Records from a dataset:
━━━━━━

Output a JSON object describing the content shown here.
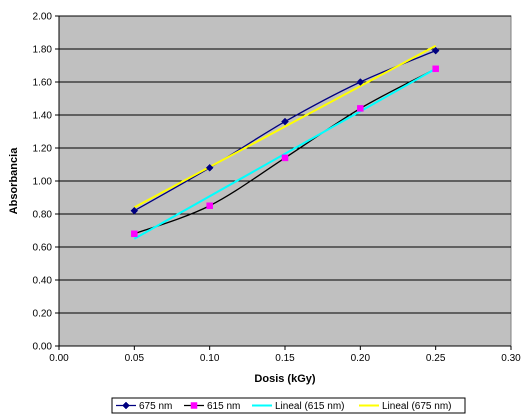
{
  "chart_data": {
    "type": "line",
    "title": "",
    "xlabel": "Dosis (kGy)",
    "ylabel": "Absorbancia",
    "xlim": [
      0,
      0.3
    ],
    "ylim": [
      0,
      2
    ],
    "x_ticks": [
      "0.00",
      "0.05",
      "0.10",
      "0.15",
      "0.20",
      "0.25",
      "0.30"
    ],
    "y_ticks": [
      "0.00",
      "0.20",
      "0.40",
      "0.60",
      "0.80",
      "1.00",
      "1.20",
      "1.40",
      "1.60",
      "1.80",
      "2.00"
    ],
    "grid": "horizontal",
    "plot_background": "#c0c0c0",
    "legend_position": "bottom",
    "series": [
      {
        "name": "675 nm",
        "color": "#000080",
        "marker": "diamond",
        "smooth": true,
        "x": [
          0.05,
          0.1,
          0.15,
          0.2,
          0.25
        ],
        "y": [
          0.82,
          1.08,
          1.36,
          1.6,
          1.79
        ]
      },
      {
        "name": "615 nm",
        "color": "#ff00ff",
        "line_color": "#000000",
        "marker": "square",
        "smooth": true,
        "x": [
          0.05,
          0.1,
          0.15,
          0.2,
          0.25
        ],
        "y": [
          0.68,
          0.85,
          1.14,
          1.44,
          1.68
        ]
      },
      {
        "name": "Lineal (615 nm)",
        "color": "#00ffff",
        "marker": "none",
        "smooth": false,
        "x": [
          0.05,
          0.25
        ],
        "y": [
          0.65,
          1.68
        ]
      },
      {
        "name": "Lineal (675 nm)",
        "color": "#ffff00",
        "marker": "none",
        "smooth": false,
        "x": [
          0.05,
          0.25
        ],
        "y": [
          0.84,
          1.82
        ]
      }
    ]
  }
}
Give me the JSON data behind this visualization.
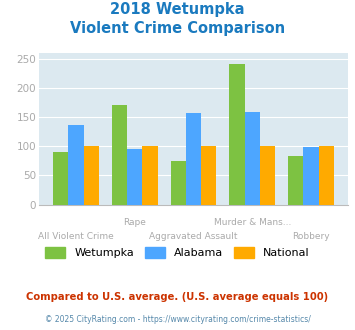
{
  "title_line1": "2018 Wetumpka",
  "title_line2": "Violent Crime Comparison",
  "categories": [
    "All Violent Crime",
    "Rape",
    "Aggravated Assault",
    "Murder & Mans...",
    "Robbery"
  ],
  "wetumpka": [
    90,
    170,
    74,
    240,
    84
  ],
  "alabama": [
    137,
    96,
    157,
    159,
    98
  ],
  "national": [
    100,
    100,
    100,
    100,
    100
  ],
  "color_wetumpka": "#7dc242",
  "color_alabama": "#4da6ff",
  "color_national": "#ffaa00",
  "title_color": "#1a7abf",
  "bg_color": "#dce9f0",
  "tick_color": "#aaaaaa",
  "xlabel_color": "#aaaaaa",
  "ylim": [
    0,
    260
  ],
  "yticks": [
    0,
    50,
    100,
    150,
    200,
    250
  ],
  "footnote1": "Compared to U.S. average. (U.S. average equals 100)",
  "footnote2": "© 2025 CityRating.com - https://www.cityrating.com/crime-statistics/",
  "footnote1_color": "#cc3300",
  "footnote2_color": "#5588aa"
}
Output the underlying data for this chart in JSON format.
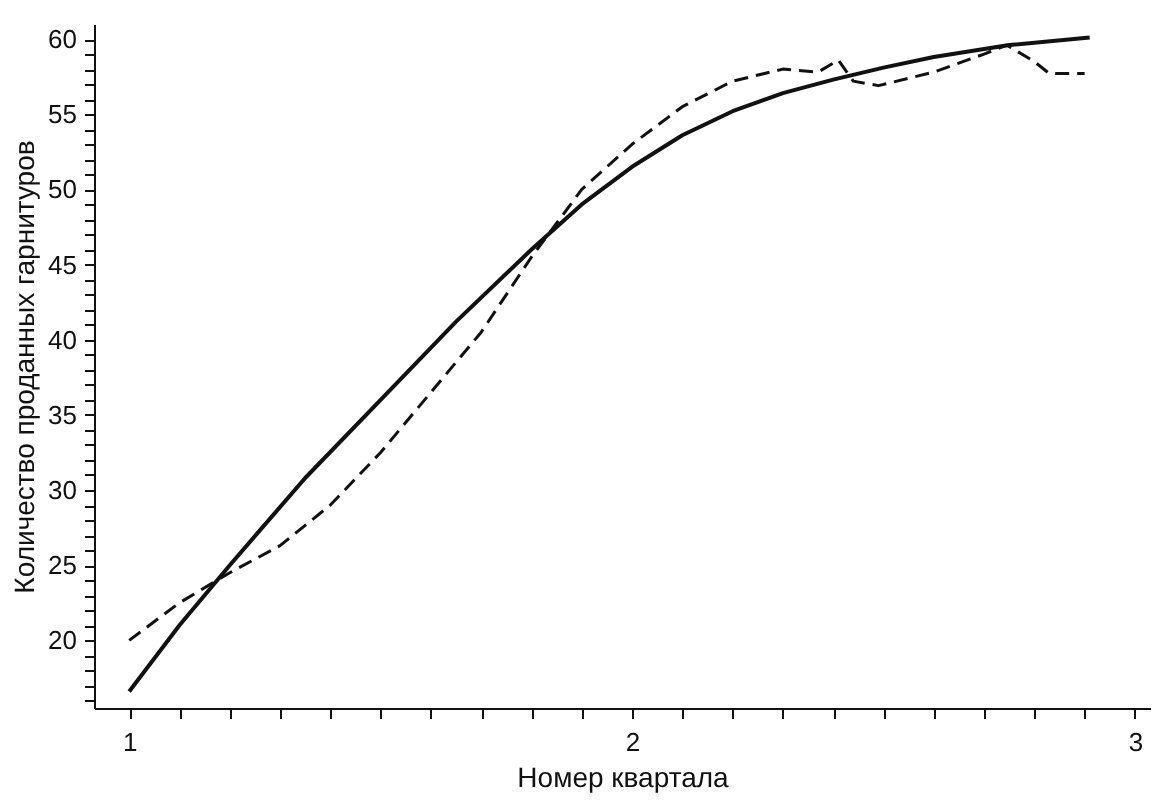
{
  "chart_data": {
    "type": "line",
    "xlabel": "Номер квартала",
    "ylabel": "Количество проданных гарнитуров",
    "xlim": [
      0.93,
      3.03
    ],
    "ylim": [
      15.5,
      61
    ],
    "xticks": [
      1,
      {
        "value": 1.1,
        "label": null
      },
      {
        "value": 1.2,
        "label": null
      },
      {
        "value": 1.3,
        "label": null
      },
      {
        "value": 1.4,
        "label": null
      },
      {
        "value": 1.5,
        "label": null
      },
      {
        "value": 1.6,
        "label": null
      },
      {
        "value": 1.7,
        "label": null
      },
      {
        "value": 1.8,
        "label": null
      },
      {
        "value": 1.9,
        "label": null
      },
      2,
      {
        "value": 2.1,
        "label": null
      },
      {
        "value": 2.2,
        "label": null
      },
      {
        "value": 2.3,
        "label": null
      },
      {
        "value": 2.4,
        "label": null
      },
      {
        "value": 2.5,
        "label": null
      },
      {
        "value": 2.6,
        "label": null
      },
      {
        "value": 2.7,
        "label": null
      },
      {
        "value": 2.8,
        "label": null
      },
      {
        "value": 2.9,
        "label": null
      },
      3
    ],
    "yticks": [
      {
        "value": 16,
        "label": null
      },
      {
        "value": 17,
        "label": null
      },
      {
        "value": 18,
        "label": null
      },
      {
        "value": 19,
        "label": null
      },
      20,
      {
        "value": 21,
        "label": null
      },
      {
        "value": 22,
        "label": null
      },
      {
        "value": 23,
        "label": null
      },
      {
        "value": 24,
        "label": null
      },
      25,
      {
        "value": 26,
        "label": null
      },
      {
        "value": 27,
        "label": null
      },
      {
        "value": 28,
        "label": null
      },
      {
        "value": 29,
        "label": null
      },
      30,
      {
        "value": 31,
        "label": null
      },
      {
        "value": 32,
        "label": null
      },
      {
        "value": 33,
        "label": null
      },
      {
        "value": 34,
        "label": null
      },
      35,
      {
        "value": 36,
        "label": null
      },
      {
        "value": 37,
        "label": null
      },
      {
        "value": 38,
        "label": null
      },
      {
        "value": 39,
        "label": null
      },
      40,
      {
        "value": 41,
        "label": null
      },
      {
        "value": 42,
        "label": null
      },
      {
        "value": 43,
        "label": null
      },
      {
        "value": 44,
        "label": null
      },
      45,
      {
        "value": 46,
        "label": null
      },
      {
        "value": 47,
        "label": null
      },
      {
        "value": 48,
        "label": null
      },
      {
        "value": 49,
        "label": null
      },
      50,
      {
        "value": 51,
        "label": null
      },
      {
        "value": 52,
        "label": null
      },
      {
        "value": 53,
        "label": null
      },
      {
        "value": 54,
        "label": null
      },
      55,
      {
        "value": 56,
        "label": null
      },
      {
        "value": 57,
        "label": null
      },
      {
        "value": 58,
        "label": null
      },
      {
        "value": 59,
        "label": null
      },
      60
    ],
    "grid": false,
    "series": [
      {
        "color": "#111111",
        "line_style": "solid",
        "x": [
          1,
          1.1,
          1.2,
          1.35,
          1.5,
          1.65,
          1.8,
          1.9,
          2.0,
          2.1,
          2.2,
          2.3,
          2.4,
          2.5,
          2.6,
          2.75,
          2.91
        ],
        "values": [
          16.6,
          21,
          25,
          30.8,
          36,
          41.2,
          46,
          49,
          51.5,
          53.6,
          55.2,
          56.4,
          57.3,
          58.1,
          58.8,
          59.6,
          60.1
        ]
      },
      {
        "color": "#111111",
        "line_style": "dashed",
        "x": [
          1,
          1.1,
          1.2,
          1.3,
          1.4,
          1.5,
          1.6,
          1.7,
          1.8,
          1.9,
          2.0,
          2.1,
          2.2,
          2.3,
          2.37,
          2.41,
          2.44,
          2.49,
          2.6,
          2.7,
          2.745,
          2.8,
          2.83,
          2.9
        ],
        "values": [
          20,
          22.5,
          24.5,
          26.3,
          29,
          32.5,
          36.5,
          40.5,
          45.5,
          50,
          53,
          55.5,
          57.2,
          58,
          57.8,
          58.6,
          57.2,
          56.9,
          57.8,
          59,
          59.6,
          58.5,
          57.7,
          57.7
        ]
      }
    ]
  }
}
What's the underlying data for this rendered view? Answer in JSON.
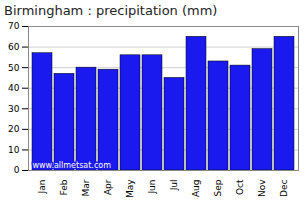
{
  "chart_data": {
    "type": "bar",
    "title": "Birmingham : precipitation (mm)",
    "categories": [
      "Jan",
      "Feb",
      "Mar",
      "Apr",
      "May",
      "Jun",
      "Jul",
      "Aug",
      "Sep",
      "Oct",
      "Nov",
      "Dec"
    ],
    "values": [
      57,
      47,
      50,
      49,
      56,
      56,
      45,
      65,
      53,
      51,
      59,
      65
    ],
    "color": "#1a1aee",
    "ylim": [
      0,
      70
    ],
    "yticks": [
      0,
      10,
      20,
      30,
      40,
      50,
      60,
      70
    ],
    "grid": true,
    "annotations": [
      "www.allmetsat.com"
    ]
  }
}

━━━━━━

[Exercise] Return all the lines that contain the string "JSON".

[Complete answer]
Output a JSON object describing the content shown here.
Give me the JSON data behind this visualization.
Output the underlying data for this chart in JSON format.
What's the underlying data for this rendered view? Answer in JSON.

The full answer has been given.